> **Directions**: Restate the data below word for word. Skip any images it contains.

> **Dataset entries**:
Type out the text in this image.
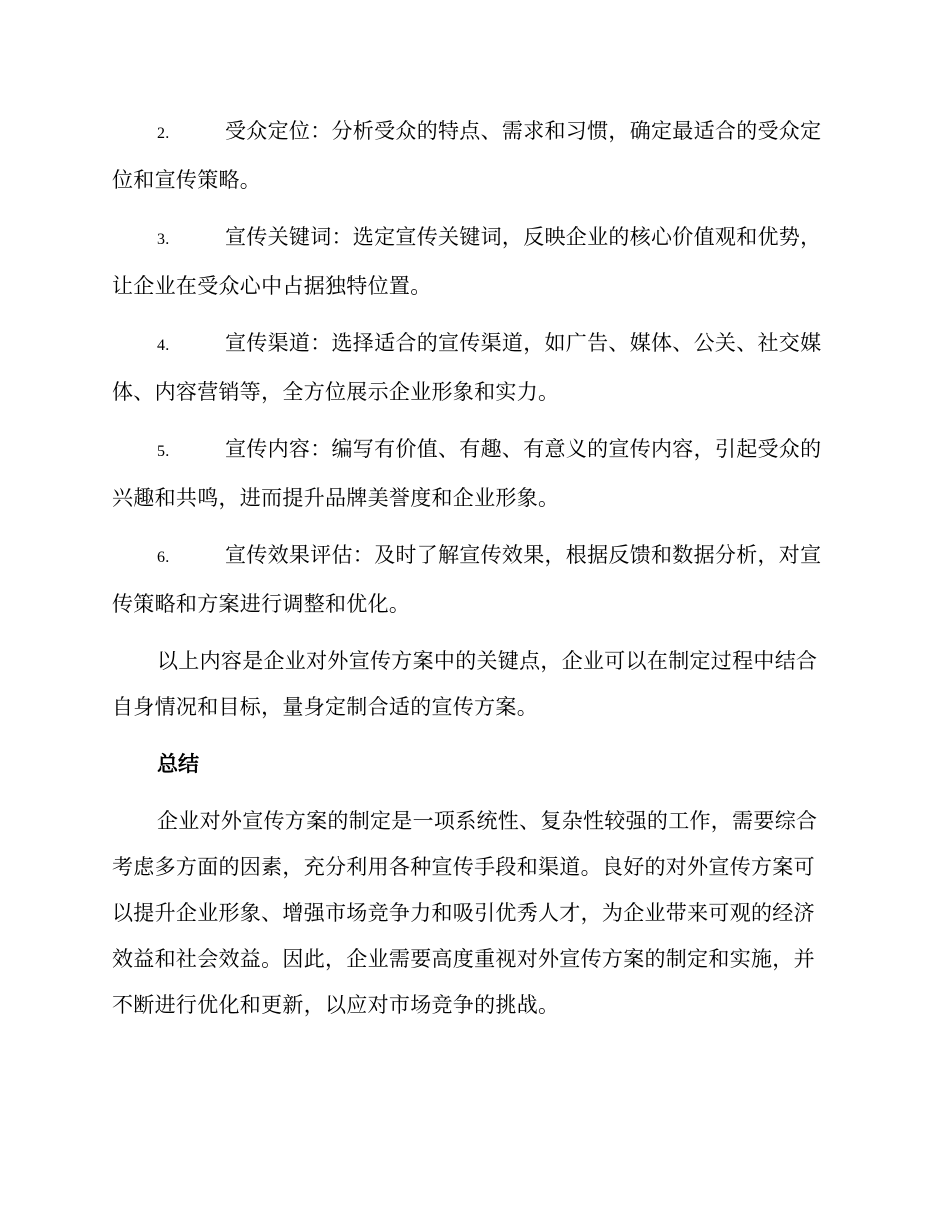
2.	受众定位：分析受众的特点、需求和习惯，确定最适合的受众定位和宣传策略。

3.	宣传关键词：选定宣传关键词，反映企业的核心价值观和优势，让企业在受众心中占据独特位置。

4.	宣传渠道：选择适合的宣传渠道，如广告、媒体、公关、社交媒体、内容营销等，全方位展示企业形象和实力。

5.	宣传内容：编写有价值、有趣、有意义的宣传内容，引起受众的兴趣和共鸣，进而提升品牌美誉度和企业形象。

6.	宣传效果评估：及时了解宣传效果，根据反馈和数据分析，对宣传策略和方案进行调整和优化。

以上内容是企业对外宣传方案中的关键点，企业可以在制定过程中结合自身情况和目标，量身定制合适的宣传方案。

总结

企业对外宣传方案的制定是一项系统性、复杂性较强的工作，需要综合考虑多方面的因素，充分利用各种宣传手段和渠道。良好的对外宣传方案可以提升企业形象、增强市场竞争力和吸引优秀人才，为企业带来可观的经济效益和社会效益。因此，企业需要高度重视对外宣传方案的制定和实施，并不断进行优化和更新，以应对市场竞争的挑战。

> **Task result**:
Type out the text in this image.
2.	受众定位：分析受众的特点、需求和习惯，确定最适合的受众定位和宣传策略。

3.	宣传关键词：选定宣传关键词，反映企业的核心价值观和优势，让企业在受众心中占据独特位置。

4.	宣传渠道：选择适合的宣传渠道，如广告、媒体、公关、社交媒体、内容营销等，全方位展示企业形象和实力。

5.	宣传内容：编写有价值、有趣、有意义的宣传内容，引起受众的兴趣和共鸣，进而提升品牌美誉度和企业形象。

6.	宣传效果评估：及时了解宣传效果，根据反馈和数据分析，对宣传策略和方案进行调整和优化。

以上内容是企业对外宣传方案中的关键点，企业可以在制定过程中结合自身情况和目标，量身定制合适的宣传方案。

总结

企业对外宣传方案的制定是一项系统性、复杂性较强的工作，需要综合考虑多方面的因素，充分利用各种宣传手段和渠道。良好的对外宣传方案可以提升企业形象、增强市场竞争力和吸引优秀人才，为企业带来可观的经济效益和社会效益。因此，企业需要高度重视对外宣传方案的制定和实施，并不断进行优化和更新，以应对市场竞争的挑战。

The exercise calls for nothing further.